## EXERCISE GOAL
Type out the data exactly as given. Skip any image.

## SUPPLIED ENTRIES

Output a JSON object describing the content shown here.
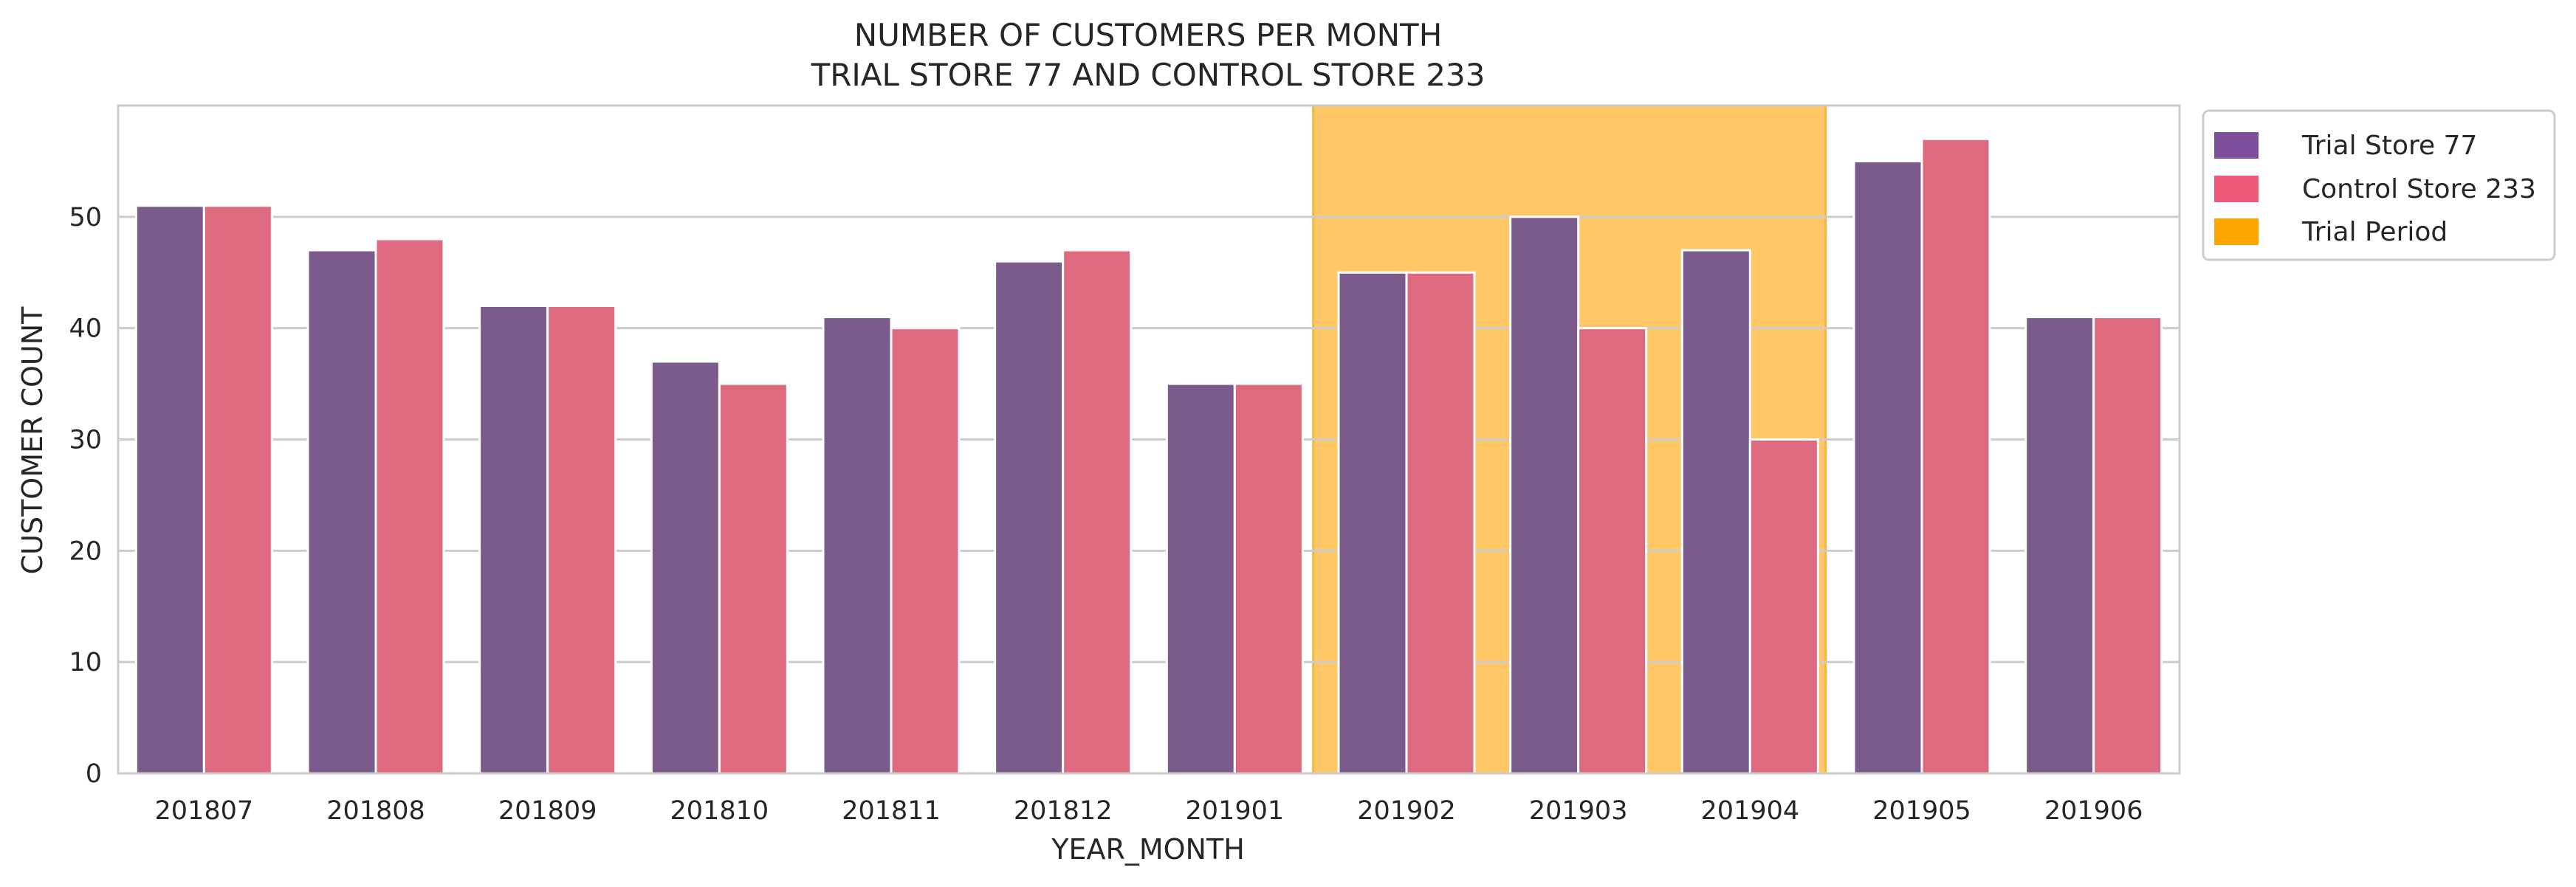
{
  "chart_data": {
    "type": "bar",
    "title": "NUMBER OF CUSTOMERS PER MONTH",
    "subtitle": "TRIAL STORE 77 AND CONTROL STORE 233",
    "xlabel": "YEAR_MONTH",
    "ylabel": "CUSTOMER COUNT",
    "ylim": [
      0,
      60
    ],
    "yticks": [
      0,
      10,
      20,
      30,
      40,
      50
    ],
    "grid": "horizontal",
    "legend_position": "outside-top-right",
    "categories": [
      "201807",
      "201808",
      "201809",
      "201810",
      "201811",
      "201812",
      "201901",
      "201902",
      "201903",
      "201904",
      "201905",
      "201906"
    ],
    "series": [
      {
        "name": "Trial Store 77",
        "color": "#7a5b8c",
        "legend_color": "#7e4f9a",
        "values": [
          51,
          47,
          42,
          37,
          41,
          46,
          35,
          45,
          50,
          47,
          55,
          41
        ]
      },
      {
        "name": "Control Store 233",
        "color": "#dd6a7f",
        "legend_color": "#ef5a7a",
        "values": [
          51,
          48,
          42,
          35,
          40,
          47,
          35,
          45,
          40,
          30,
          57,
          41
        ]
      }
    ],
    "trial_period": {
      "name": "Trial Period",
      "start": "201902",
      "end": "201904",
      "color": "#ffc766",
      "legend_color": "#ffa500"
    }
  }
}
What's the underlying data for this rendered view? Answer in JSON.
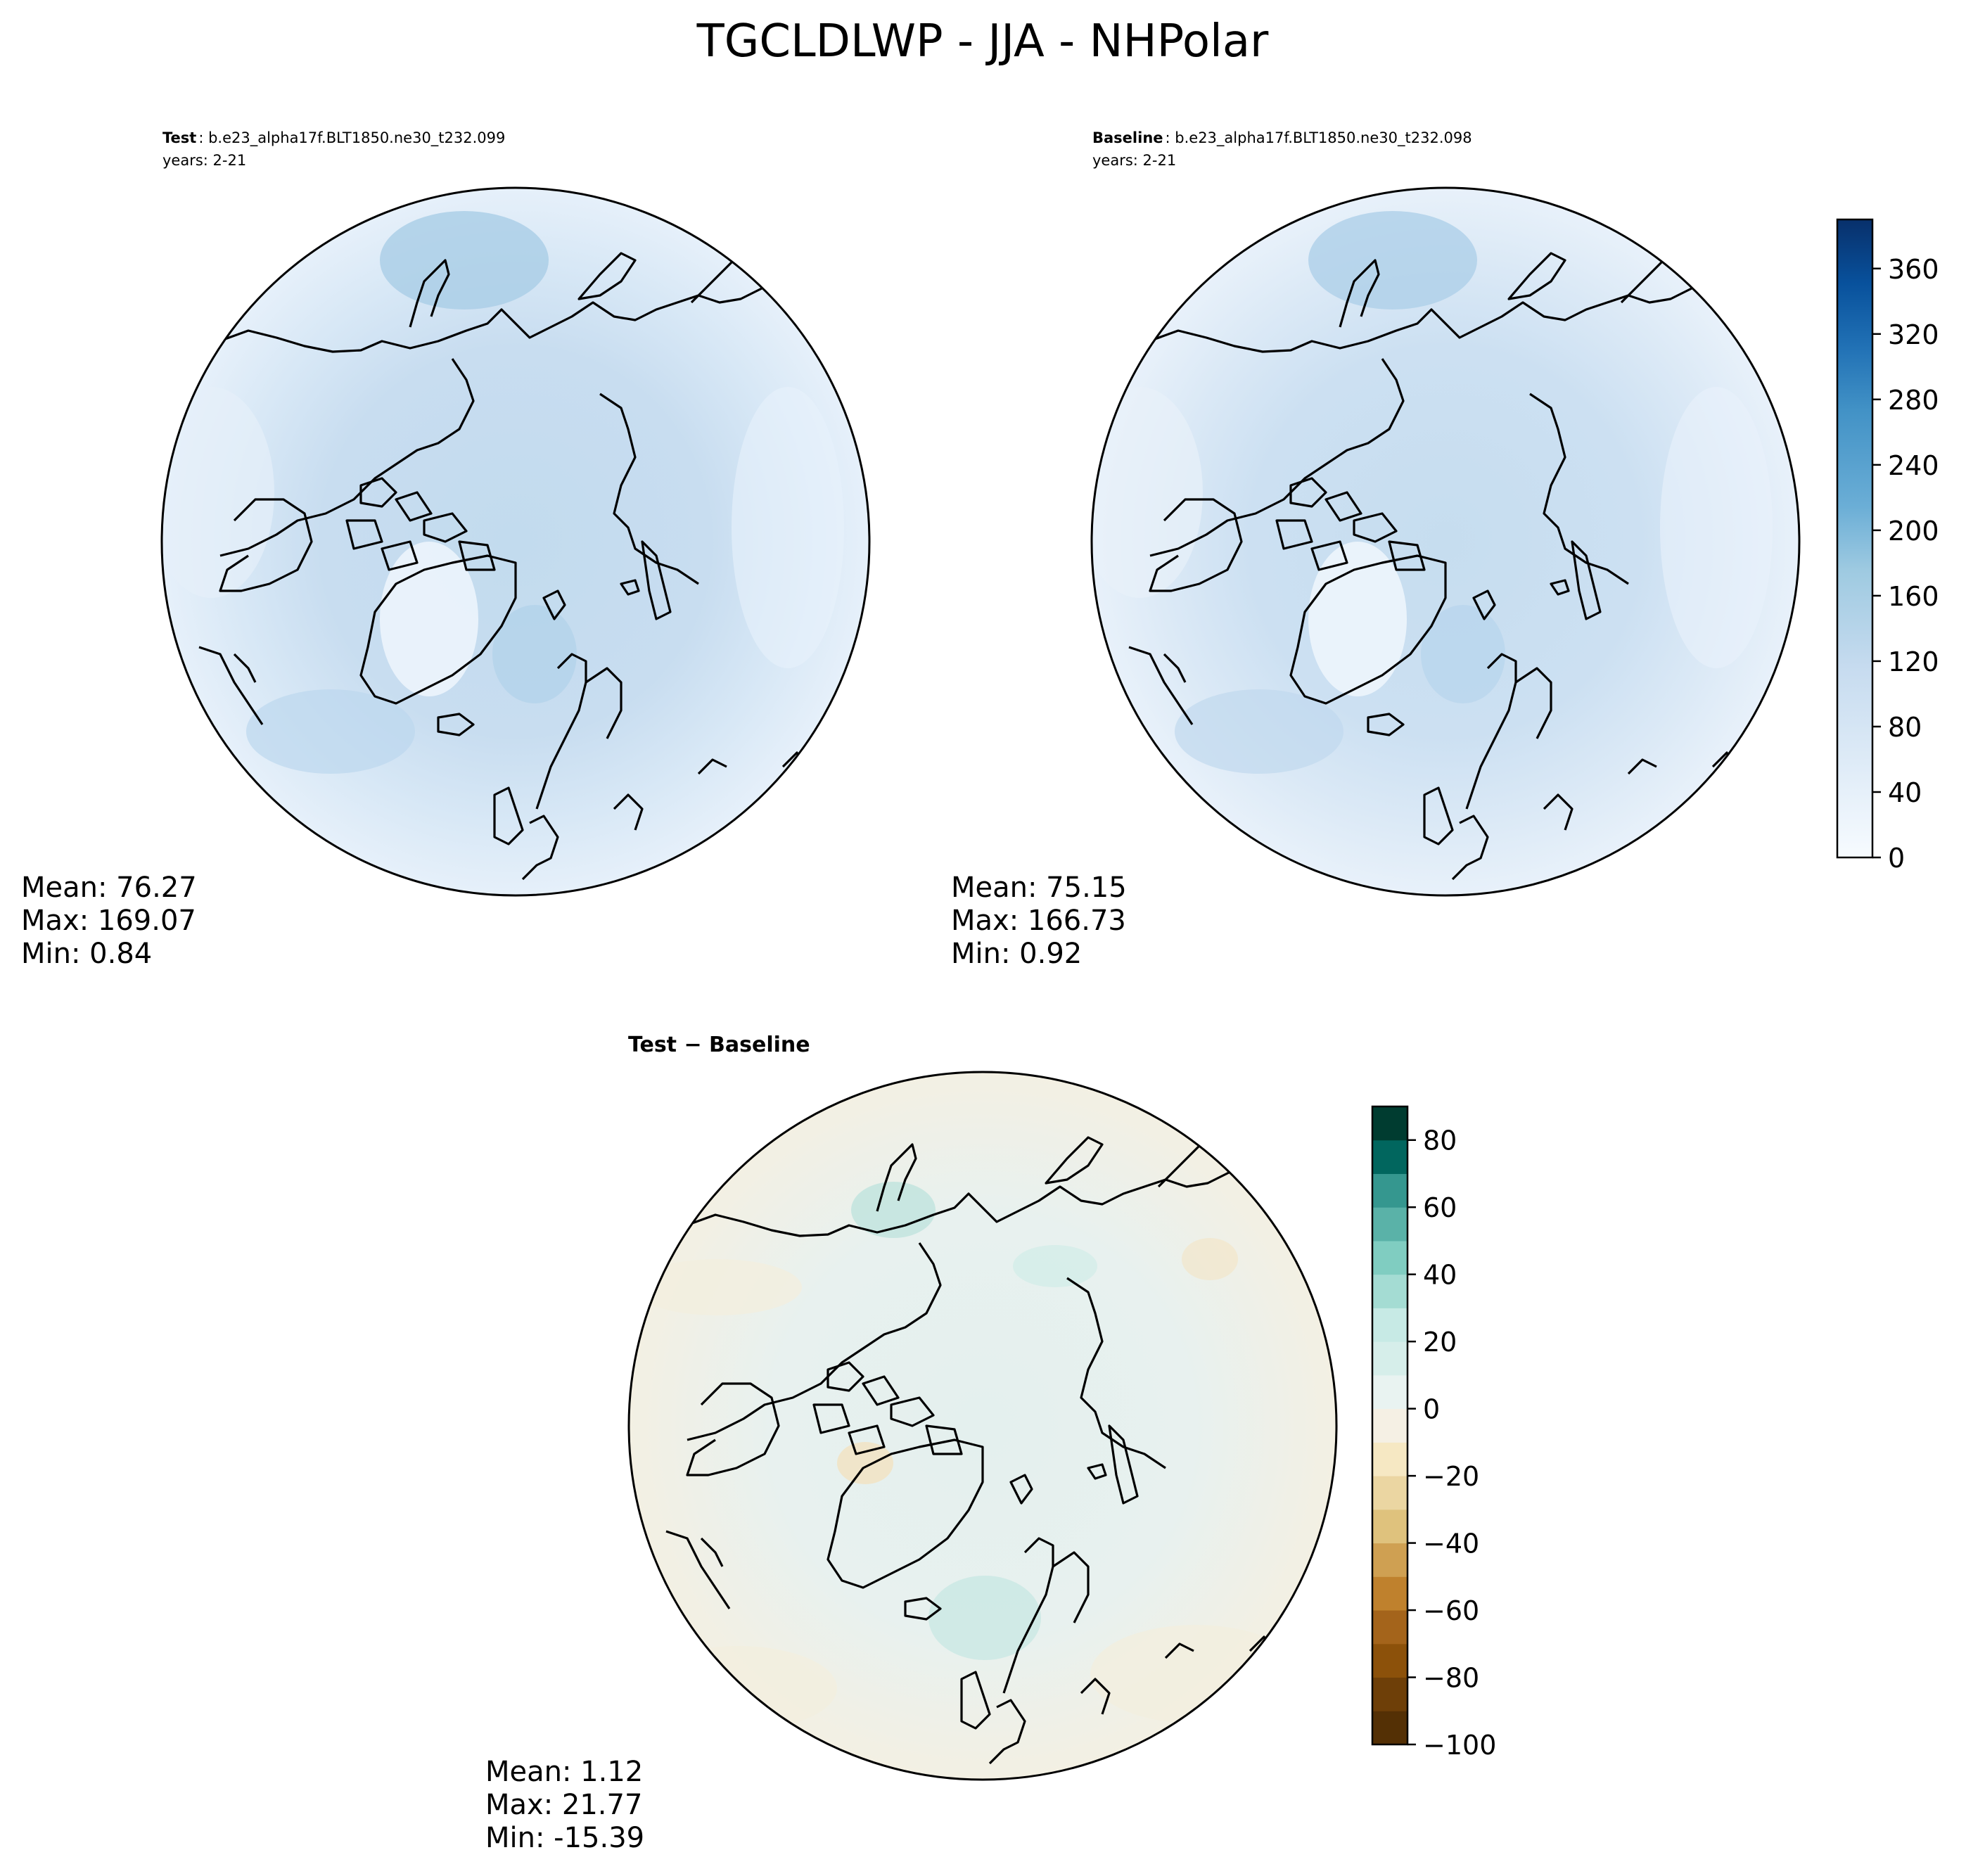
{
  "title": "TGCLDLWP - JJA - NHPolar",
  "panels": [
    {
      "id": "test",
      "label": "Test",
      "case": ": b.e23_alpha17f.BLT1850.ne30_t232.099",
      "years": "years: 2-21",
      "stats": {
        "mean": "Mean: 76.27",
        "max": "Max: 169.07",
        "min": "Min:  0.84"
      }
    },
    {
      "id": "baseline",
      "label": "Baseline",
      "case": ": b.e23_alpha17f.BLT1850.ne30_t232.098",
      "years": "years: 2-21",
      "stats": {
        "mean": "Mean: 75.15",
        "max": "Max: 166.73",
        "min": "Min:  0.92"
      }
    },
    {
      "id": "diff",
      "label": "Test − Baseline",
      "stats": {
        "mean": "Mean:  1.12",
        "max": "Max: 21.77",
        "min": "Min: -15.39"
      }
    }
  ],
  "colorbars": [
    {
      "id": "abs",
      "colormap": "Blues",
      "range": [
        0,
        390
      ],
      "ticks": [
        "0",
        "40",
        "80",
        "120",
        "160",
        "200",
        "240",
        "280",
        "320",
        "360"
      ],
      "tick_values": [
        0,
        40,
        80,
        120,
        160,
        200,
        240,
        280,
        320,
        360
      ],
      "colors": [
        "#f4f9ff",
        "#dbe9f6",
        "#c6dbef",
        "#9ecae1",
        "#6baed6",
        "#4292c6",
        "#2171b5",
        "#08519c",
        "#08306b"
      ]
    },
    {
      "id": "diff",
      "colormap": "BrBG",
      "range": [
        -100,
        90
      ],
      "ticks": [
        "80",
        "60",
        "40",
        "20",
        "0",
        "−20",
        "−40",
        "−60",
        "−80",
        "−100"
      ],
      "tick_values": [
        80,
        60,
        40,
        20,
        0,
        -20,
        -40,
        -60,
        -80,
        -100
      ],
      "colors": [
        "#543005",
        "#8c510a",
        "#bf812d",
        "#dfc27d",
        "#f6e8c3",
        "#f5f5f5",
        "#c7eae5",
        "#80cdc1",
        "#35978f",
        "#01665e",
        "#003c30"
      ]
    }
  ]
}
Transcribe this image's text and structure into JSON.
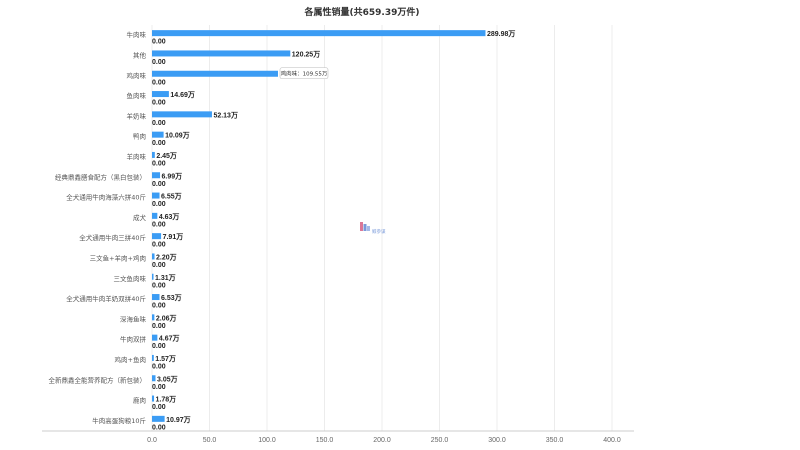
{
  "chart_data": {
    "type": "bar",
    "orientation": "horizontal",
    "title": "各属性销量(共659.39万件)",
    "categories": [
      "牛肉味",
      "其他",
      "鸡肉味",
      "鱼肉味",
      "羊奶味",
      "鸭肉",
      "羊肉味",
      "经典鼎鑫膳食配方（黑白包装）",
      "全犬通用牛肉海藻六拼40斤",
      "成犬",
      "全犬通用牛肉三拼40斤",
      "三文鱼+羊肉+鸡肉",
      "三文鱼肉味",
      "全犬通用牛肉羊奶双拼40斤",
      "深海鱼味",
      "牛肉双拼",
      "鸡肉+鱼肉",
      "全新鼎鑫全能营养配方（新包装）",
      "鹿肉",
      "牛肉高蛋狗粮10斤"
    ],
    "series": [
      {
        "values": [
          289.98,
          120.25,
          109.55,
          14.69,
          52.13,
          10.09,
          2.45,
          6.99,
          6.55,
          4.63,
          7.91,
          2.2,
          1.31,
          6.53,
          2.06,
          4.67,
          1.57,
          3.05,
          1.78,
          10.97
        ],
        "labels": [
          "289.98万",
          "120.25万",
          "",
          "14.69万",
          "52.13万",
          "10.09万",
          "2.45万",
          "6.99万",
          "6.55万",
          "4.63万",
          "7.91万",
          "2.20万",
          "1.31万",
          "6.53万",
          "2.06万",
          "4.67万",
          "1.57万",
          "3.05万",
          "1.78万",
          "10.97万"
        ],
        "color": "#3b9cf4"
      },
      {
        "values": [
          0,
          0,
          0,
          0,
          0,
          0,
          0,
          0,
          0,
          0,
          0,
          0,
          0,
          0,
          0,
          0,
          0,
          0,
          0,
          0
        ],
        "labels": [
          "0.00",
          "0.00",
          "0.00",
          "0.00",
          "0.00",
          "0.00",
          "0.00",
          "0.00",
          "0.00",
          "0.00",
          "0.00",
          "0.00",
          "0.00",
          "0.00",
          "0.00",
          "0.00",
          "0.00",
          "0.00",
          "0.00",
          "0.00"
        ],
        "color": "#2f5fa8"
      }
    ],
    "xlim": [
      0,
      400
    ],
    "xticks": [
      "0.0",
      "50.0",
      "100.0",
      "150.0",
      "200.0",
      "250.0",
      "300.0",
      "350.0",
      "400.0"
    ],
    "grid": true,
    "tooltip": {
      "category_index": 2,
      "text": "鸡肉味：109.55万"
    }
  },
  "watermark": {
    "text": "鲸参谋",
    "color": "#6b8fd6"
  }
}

## EXERCISE RESPONSE
Output a JSON object describing the content shown here.
{
  "chart_data": {
    "type": "bar",
    "title": "NUMBER OF CUSTOMERS PER MONTH",
    "subtitle": "TRIAL STORE 77 AND CONTROL STORE 233",
    "xlabel": "YEAR_MONTH",
    "ylabel": "CUSTOMER COUNT",
    "ylim": [
      0,
      60
    ],
    "yticks": [
      0,
      10,
      20,
      30,
      40,
      50
    ],
    "grid": "horizontal",
    "legend_position": "outside-top-right",
    "categories": [
      "201807",
      "201808",
      "201809",
      "201810",
      "201811",
      "201812",
      "201901",
      "201902",
      "201903",
      "201904",
      "201905",
      "201906"
    ],
    "series": [
      {
        "name": "Trial Store 77",
        "color": "#7a5b8c",
        "legend_color": "#7e4f9a",
        "values": [
          51,
          47,
          42,
          37,
          41,
          46,
          35,
          45,
          50,
          47,
          55,
          41
        ]
      },
      {
        "name": "Control Store 233",
        "color": "#dd6a7f",
        "legend_color": "#ef5a7a",
        "values": [
          51,
          48,
          42,
          35,
          40,
          47,
          35,
          45,
          40,
          30,
          57,
          41
        ]
      }
    ],
    "trial_period": {
      "name": "Trial Period",
      "start": "201902",
      "end": "201904",
      "color": "#ffc766",
      "legend_color": "#ffa500"
    }
  }
}
What's the underlying data for this rendered view? Answer in JSON.
{
  "title": "TGCLDLWP - JJA - NHPolar",
  "panels": [
    {
      "id": "test",
      "label": "Test",
      "case": ": b.e23_alpha17f.BLT1850.ne30_t232.099",
      "years": "years: 2-21",
      "stats": {
        "mean": "Mean: 76.27",
        "max": "Max: 169.07",
        "min": "Min:  0.84"
      }
    },
    {
      "id": "baseline",
      "label": "Baseline",
      "case": ": b.e23_alpha17f.BLT1850.ne30_t232.098",
      "years": "years: 2-21",
      "stats": {
        "mean": "Mean: 75.15",
        "max": "Max: 166.73",
        "min": "Min:  0.92"
      }
    },
    {
      "id": "diff",
      "label": "Test − Baseline",
      "stats": {
        "mean": "Mean:  1.12",
        "max": "Max: 21.77",
        "min": "Min: -15.39"
      }
    }
  ],
  "colorbars": [
    {
      "id": "abs",
      "colormap": "Blues",
      "range": [
        0,
        390
      ],
      "ticks": [
        "0",
        "40",
        "80",
        "120",
        "160",
        "200",
        "240",
        "280",
        "320",
        "360"
      ],
      "tick_values": [
        0,
        40,
        80,
        120,
        160,
        200,
        240,
        280,
        320,
        360
      ],
      "colors": [
        "#f4f9ff",
        "#dbe9f6",
        "#c6dbef",
        "#9ecae1",
        "#6baed6",
        "#4292c6",
        "#2171b5",
        "#08519c",
        "#08306b"
      ]
    },
    {
      "id": "diff",
      "colormap": "BrBG",
      "range": [
        -100,
        90
      ],
      "ticks": [
        "80",
        "60",
        "40",
        "20",
        "0",
        "−20",
        "−40",
        "−60",
        "−80",
        "−100"
      ],
      "tick_values": [
        80,
        60,
        40,
        20,
        0,
        -20,
        -40,
        -60,
        -80,
        -100
      ],
      "colors": [
        "#543005",
        "#8c510a",
        "#bf812d",
        "#dfc27d",
        "#f6e8c3",
        "#f5f5f5",
        "#c7eae5",
        "#80cdc1",
        "#35978f",
        "#01665e",
        "#003c30"
      ]
    }
  ]
}
Transcribe this image's text and structure into JSON.
{
  "chart_data": {
    "type": "bar",
    "orientation": "horizontal",
    "title": "各属性销量(共659.39万件)",
    "categories": [
      "牛肉味",
      "其他",
      "鸡肉味",
      "鱼肉味",
      "羊奶味",
      "鸭肉",
      "羊肉味",
      "经典鼎鑫膳食配方（黑白包装）",
      "全犬通用牛肉海藻六拼40斤",
      "成犬",
      "全犬通用牛肉三拼40斤",
      "三文鱼+羊肉+鸡肉",
      "三文鱼肉味",
      "全犬通用牛肉羊奶双拼40斤",
      "深海鱼味",
      "牛肉双拼",
      "鸡肉+鱼肉",
      "全新鼎鑫全能营养配方（新包装）",
      "鹿肉",
      "牛肉高蛋狗粮10斤"
    ],
    "series": [
      {
        "values": [
          289.98,
          120.25,
          109.55,
          14.69,
          52.13,
          10.09,
          2.45,
          6.99,
          6.55,
          4.63,
          7.91,
          2.2,
          1.31,
          6.53,
          2.06,
          4.67,
          1.57,
          3.05,
          1.78,
          10.97
        ],
        "labels": [
          "289.98万",
          "120.25万",
          "",
          "14.69万",
          "52.13万",
          "10.09万",
          "2.45万",
          "6.99万",
          "6.55万",
          "4.63万",
          "7.91万",
          "2.20万",
          "1.31万",
          "6.53万",
          "2.06万",
          "4.67万",
          "1.57万",
          "3.05万",
          "1.78万",
          "10.97万"
        ],
        "color": "#3b9cf4"
      },
      {
        "values": [
          0,
          0,
          0,
          0,
          0,
          0,
          0,
          0,
          0,
          0,
          0,
          0,
          0,
          0,
          0,
          0,
          0,
          0,
          0,
          0
        ],
        "labels": [
          "0.00",
          "0.00",
          "0.00",
          "0.00",
          "0.00",
          "0.00",
          "0.00",
          "0.00",
          "0.00",
          "0.00",
          "0.00",
          "0.00",
          "0.00",
          "0.00",
          "0.00",
          "0.00",
          "0.00",
          "0.00",
          "0.00",
          "0.00"
        ],
        "color": "#2f5fa8"
      }
    ],
    "xlim": [
      0,
      400
    ],
    "xticks": [
      "0.0",
      "50.0",
      "100.0",
      "150.0",
      "200.0",
      "250.0",
      "300.0",
      "350.0",
      "400.0"
    ],
    "grid": true,
    "tooltip": {
      "category_index": 2,
      "text": "鸡肉味：109.55万"
    }
  },
  "watermark": {
    "text": "鲸参谋",
    "color": "#6b8fd6"
  }
}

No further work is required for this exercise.